= YOUR INSTRUCTIONS =
Collect all the lines that mention the word "kategorijama".
● ● ● ● ● ● ●
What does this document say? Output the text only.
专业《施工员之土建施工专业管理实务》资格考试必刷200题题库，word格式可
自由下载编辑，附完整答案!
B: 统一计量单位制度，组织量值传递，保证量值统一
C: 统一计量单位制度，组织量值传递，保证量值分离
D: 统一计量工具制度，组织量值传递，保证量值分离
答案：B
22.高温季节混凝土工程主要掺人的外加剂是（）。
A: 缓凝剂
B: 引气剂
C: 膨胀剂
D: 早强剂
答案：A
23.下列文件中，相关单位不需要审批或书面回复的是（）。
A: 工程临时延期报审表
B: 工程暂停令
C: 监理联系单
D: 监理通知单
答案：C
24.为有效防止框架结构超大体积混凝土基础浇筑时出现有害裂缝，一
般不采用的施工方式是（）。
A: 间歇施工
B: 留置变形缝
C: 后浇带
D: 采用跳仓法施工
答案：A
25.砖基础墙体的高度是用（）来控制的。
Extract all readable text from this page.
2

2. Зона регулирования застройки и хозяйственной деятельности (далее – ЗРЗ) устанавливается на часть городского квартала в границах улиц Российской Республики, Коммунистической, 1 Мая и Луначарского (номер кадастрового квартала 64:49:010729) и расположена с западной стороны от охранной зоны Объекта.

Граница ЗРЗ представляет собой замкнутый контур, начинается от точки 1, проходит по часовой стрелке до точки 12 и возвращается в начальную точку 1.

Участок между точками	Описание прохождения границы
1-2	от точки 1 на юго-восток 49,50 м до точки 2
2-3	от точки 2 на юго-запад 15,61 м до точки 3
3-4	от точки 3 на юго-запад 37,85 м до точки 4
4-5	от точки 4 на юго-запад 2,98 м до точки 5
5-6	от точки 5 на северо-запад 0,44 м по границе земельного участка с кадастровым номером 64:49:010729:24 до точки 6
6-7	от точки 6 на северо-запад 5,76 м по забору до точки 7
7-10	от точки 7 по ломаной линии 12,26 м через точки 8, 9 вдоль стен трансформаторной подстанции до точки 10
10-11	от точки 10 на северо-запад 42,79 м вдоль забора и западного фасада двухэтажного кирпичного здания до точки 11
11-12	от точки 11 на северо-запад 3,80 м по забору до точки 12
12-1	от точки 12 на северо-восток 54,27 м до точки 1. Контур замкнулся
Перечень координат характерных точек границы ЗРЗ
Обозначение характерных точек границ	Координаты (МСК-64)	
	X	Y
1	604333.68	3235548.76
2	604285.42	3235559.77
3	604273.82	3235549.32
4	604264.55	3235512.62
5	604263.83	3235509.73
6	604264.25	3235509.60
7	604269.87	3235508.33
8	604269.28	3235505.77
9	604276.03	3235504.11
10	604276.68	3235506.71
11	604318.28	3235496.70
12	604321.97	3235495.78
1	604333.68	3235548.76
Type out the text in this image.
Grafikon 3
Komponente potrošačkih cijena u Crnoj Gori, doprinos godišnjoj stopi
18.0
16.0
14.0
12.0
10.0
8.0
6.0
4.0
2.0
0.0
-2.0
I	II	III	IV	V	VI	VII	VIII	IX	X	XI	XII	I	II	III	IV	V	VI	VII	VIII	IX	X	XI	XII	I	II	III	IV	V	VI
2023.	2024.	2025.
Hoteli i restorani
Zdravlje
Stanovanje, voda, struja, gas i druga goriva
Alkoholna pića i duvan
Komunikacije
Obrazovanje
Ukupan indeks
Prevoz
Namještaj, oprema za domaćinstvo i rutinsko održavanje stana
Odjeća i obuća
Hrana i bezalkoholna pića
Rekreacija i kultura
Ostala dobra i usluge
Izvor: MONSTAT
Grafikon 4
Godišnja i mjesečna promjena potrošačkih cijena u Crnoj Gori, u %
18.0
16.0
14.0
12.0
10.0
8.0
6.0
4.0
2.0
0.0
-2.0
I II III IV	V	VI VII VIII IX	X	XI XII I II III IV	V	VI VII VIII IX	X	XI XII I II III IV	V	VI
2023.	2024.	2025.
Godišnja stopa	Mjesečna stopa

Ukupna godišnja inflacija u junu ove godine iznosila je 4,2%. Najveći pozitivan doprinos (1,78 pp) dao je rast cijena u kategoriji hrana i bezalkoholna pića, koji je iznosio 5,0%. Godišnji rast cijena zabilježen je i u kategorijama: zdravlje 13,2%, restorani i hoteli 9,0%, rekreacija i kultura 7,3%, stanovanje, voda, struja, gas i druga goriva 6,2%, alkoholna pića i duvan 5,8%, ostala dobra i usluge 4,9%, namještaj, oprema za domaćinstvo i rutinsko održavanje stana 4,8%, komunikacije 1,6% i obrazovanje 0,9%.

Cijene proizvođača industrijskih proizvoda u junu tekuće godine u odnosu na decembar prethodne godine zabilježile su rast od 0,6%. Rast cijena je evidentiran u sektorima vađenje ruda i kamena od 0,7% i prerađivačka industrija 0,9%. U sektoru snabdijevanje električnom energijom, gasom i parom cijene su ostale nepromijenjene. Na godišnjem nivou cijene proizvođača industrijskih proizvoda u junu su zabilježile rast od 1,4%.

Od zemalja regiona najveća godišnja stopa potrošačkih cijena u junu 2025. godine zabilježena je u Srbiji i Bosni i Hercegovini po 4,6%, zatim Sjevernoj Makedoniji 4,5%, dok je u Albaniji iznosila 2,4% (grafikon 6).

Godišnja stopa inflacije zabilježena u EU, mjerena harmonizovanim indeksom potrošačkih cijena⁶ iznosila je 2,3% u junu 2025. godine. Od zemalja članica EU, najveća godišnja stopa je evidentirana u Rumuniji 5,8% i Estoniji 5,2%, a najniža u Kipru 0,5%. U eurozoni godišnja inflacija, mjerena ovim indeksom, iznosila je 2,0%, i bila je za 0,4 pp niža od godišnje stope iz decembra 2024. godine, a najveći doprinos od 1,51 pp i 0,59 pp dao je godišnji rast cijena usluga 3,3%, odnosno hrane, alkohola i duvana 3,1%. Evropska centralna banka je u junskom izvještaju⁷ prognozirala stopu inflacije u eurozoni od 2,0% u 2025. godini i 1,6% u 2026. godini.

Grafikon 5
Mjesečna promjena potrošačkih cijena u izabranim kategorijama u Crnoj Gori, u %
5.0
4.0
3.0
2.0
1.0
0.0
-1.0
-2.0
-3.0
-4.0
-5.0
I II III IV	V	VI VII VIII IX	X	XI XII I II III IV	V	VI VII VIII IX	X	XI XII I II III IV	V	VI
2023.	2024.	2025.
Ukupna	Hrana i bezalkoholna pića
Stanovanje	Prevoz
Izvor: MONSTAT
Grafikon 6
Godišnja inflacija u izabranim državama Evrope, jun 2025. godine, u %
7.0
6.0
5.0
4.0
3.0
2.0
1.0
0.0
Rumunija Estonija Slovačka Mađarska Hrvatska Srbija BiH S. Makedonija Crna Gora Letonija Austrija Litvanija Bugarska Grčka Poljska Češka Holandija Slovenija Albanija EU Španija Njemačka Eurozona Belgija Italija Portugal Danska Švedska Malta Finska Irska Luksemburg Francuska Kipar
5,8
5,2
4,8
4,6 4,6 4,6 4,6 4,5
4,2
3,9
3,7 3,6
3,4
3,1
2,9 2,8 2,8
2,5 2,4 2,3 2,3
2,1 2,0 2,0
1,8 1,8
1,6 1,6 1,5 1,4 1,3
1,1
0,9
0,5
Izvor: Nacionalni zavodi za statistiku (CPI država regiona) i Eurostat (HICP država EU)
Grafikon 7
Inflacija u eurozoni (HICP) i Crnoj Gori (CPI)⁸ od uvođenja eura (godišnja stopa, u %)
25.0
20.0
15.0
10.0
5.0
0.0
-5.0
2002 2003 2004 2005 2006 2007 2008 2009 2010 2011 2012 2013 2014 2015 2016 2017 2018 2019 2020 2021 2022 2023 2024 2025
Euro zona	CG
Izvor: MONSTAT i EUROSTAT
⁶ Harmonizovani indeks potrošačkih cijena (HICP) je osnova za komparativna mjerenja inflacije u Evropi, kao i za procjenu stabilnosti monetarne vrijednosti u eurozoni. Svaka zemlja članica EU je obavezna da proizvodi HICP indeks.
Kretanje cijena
● ● ● ● ● ● ●
= WRITTEN SOLUTION =
Ukupna godišnja inflacija u junu ove godine iznosila je 4,2%. Najveći pozitivan doprinos (1,78 pp) dao je rast cijena u kategoriji hrana i bezalkoholna pića, koji je iznosio 5,0%. Godišnji rast cijena zabilježen je i u kategorijama: zdravlje 13,2%, restorani i hoteli 9,0%, rekreacija i kultura 7,3%, stanovanje, voda, struja, gas i druga goriva 6,2%, alkoholna pića i duvan 5,8%, ostala dobra i usluge 4,9%, namještaj, oprema za domaćinstvo i rutinsko održavanje stana 4,8%, komunikacije 1,6% i obrazovanje 0,9%.
Mjesečna promjena potrošačkih cijena u izabranim kategorijama u Crnoj Gori, u %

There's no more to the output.